THE TASK: Please output, word for word, the part of the PostgreSQL BRIN passage between "We’ve already mentioned" and "of BRIN index.", inclusive.

DOCUMENT SECTION:
======
But it should be odd to limit ourselves to this piece of advice, therefore, let’s try to state a more accurate criterion.
We’ve already mentioned that the data must somewhat correlate with its physical location. Here it makes sense to remember that PostgreSQL gathers table column statistics, which include the correlation value. The planner uses this value to select between a regular index scan and bitmap scan, and we can use it to estimate the applicability of BRIN index.
In the above example, the data is evidently ordered by days (by “scheduled_time”, as well as by “actual_time” – there is no much difference). This is because when rows are added to the table (without deletions and updates), they are laid out in the file one after another. In the simulation of data loading we did not even use ORDER BY clause, therefore, dates within a day can be, in general, mixed up in an arbitrary way, but ordering must be in place. Let’s check this:
demo=# analyze flights_bi;
demo=# select attname, correlation from pg_stats where tablename='flights_bi'
order by correlation desc nulls last;
attname | correlation
--------------------+-------------
scheduled_time | 0.999994
actual_time | 0.999994
fare_conditions | 0.796719
flight_type | 0.495937
airport_utc_offset | 0.438443
aircraft_code | 0.172262
airport_code | 0.0543143
flight_no | 0.0121366
seat_no | 0.00568042
passenger_name | 0.0046387
passenger_id | -0.00281272
airport_coord |
(12 rows)
The value that is not too close to zero (ideally, near plus-minus one, as in this case), tells us that BRIN index will be appropriate.
The travel class “fare_condition” (the column contains three unique values) and type of the flight “flight_type” (two unique values) unexpectedly appeared to be in the second and third places. This is an illusion: formally the correlation is high, while actually on several successive pages all possible values will be encountered for sure, which means that BRIN won’t do any good.
The time zone “airport_utc_offset” goes next: in the considered example, within a day cycle, airports are ordered by time zones “by construction”.
======
EXTRACTED INFORMATION:
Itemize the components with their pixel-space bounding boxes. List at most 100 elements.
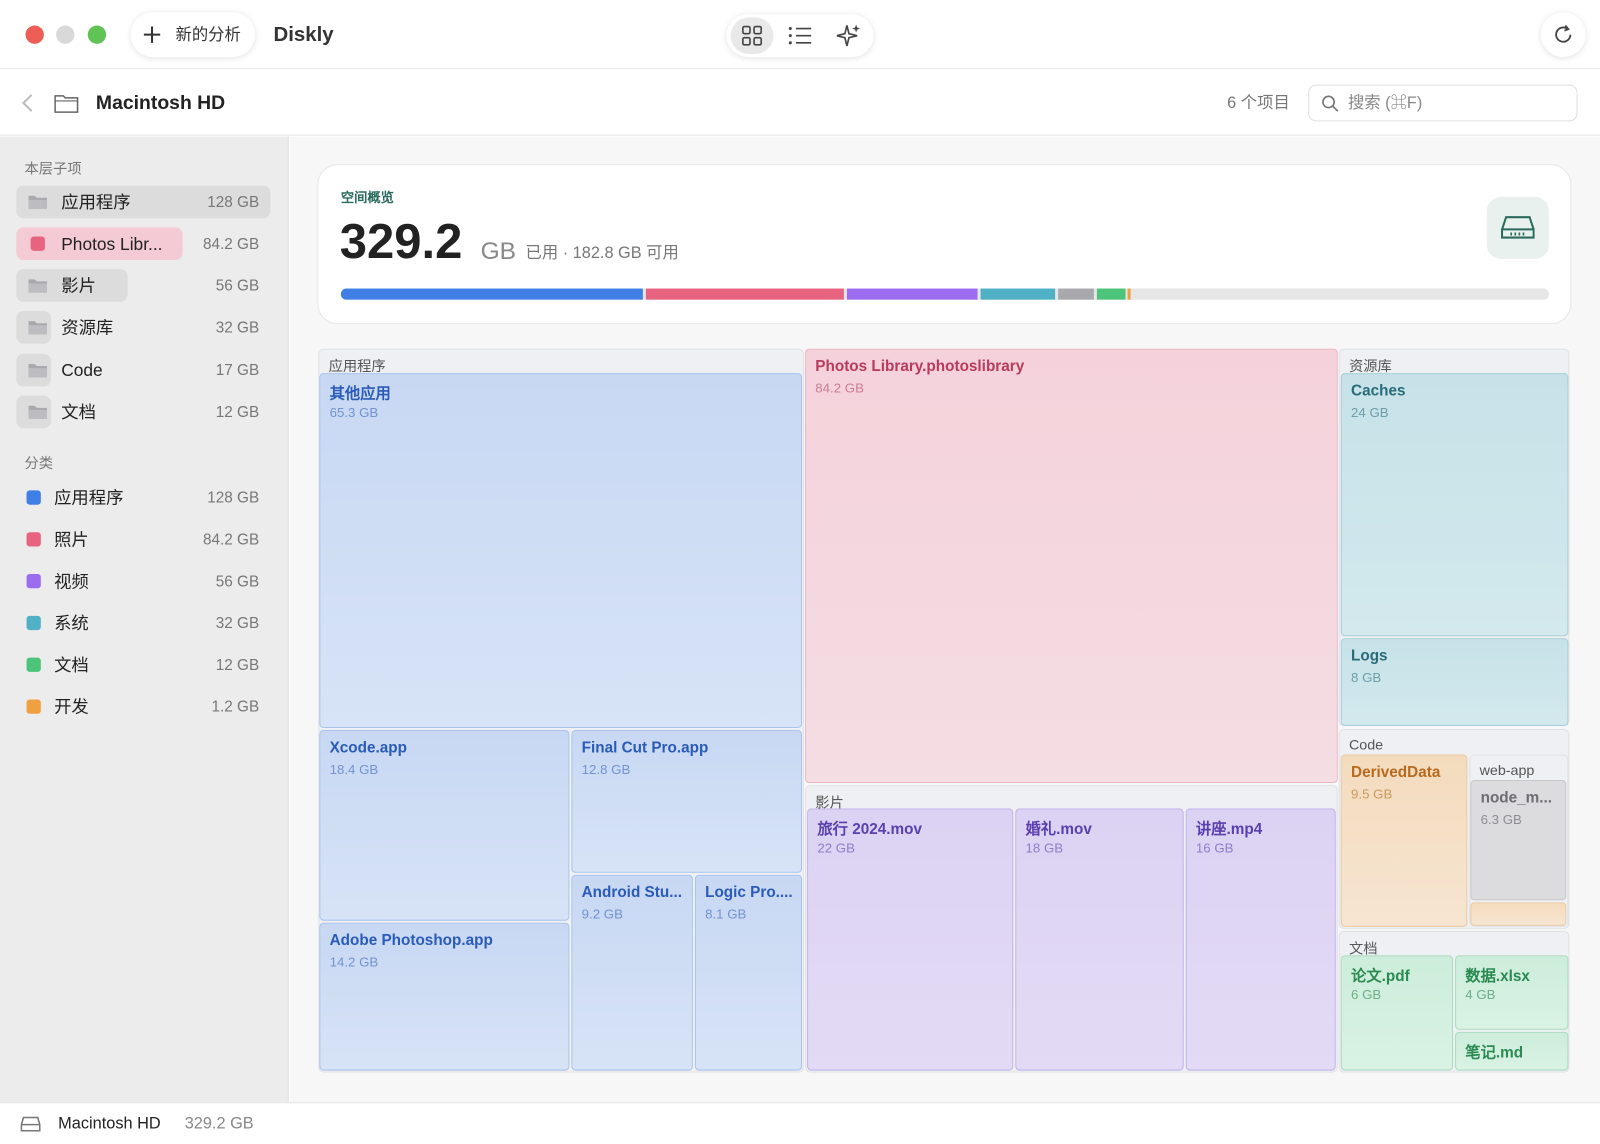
tile-name: 数据.xlsx [1465,967,1530,985]
group-title: Code [1348,736,1384,753]
disk-icon [20,1116,41,1132]
ai-button[interactable] [836,23,861,47]
usage-segment [846,288,978,300]
sidebar-row[interactable]: 影片 56 GB [0,269,289,302]
treemap-tile[interactable]: 数据.xlsx 4 GB [1455,955,1569,1030]
back-button[interactable] [21,93,33,113]
status-size: 329.2 GB [184,1115,254,1133]
sidebar-row[interactable]: Photos Libr... 84.2 GB [0,227,289,260]
treemap-tile[interactable]: 笔记.md [1455,1031,1569,1071]
list-view-button[interactable] [788,25,812,45]
tile-size: 8 GB [1351,669,1382,686]
category-color [26,532,41,547]
tile-name: 笔记.md [1465,1044,1524,1062]
tile-name: node_m... [1480,789,1553,807]
treemap-tile[interactable]: 其他应用 65.3 GB [319,373,803,728]
tile-size: 9.2 GB [581,906,623,922]
group-title: web-app [1479,761,1535,778]
sidebar-row[interactable]: 文档 12 GB [0,395,289,429]
row-name: 视频 [54,571,89,592]
row-size: 12 GB [215,403,260,422]
item-count: 6 个项目 [1227,94,1290,113]
tile-name: 婚礼.mov [1025,820,1092,839]
treemap-tile [1470,902,1567,926]
usage-detail: 已用 · 182.8 GB 可用 [525,244,679,263]
tile-size: 16 GB [1195,840,1234,856]
grid-icon [742,25,763,46]
category-row[interactable]: 应用程序 128 GB [0,481,289,514]
disk-icon [1501,216,1535,239]
search-icon [1322,95,1339,112]
grid-view-button[interactable] [730,17,774,55]
status-disk: Macintosh HD [58,1115,161,1133]
treemap-tile[interactable]: Xcode.app 18.4 GB [319,730,570,921]
sidebar-row[interactable]: Code 17 GB [0,353,289,387]
row-size: 12 GB [215,656,260,674]
zoom-button[interactable] [87,25,107,44]
usage-segment [1058,288,1094,300]
tile-size: 6.3 GB [1480,811,1522,827]
refresh-button[interactable] [1540,12,1586,58]
treemap-tile[interactable]: DerivedData 9.5 GB [1340,754,1468,927]
treemap-tile[interactable]: 论文.pdf 6 GB [1340,955,1454,1071]
treemap-tile[interactable]: 旅行 2024.mov 22 GB [807,808,1014,1071]
close-button[interactable] [25,25,44,44]
section-heading: 本层子项 [24,160,82,177]
row-name: 文档 [54,655,89,675]
category-row[interactable]: 视频 56 GB [0,565,289,598]
treemap-tile[interactable]: Caches 24 GB [1340,373,1569,637]
treemap-tile[interactable]: node_m... 6.3 GB [1470,779,1567,901]
new-analysis-button[interactable]: 新的分析 [130,12,256,58]
treemap-tile[interactable]: Logic Pro.... 8.1 GB [694,874,803,1071]
row-name: 系统 [54,613,89,634]
overview-label: 空间概览 [340,189,394,205]
tile-size: 8.1 GB [705,906,747,922]
overview-card: 空间概览 329.2 GB 已用 · 182.8 GB 可用 [317,164,1572,325]
treemap-tile[interactable]: Adobe Photoshop.app 14.2 GB [319,922,570,1071]
treemap-tile[interactable]: Final Cut Pro.app 12.8 GB [571,730,803,873]
row-size: 32 GB [215,614,260,633]
view-switcher [726,14,874,58]
row-size: 17 GB [215,361,260,380]
search-field[interactable]: 搜索 (⌘F) [1308,84,1578,122]
row-size: 84.2 GB [203,235,260,253]
tile-name: Android Stu... [581,883,682,902]
usage-segment [980,288,1056,300]
treemap-tile[interactable]: 婚礼.mov 18 GB [1015,808,1184,1071]
category-row[interactable]: 文档 12 GB [0,648,289,681]
treemap-tile[interactable]: Photos Library.photoslibrary 84.2 GB [805,348,1338,784]
treemap-tile[interactable]: 讲座.mp4 16 GB [1185,808,1336,1071]
sidebar: 本层子项 分类 应用程序 128 GB Photos Libr... 84.2 GB 影… [0,136,289,1103]
treemap-tile[interactable]: Android Stu... 9.2 GB [571,874,693,1071]
row-name: 资源库 [61,318,114,338]
row-name: 开发 [54,697,89,717]
sidebar-row[interactable]: 资源库 32 GB [0,310,289,344]
row-size: 128 GB [207,193,260,212]
used-unit: GB [480,237,517,266]
row-size: 32 GB [215,319,260,337]
category-row[interactable]: 照片 84.2 GB [0,523,289,556]
folder-icon [28,319,48,335]
folder-icon [28,362,48,378]
category-row[interactable]: 系统 32 GB [0,607,289,640]
sidebar-row[interactable]: 应用程序 128 GB [0,185,289,219]
title-bar: 新的分析 Diskly [0,0,1600,70]
tile-size: 9.5 GB [1351,786,1393,802]
treemap: 应用程序 其他应用 65.3 GB Xcode.app 18.4 GB Final Cut… [317,348,1571,1074]
group-title: 影片 [815,794,844,811]
tile-name: Final Cut Pro.app [581,739,709,757]
tile-name: 其他应用 [329,385,391,403]
tile-size: 65.3 GB [329,404,379,421]
disk-button[interactable] [1486,196,1549,259]
group-title: 资源库 [1348,357,1392,375]
used-amount: 329.2 [339,215,463,270]
usage-segment [340,288,643,300]
tile-size: 18.4 GB [329,761,379,777]
treemap-tile[interactable]: Logs 8 GB [1340,638,1569,726]
category-row[interactable]: 开发 1.2 GB [0,690,289,723]
minimize-button[interactable] [56,25,75,44]
row-size: 1.2 GB [211,698,260,716]
main-area: 空间概览 329.2 GB 已用 · 182.8 GB 可用 应用程序 其他应用 6… [289,136,1600,1103]
tile-size: 6 GB [1351,986,1382,1003]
======
CORRECT RESULT:
We’ve already mentioned that the data must somewhat correlate with its physical location. Here it makes sense to remember that PostgreSQL gathers table column statistics, which include the correlation value. The planner uses this value to select between a regular index scan and bitmap scan, and we can use it to estimate the applicability of BRIN index.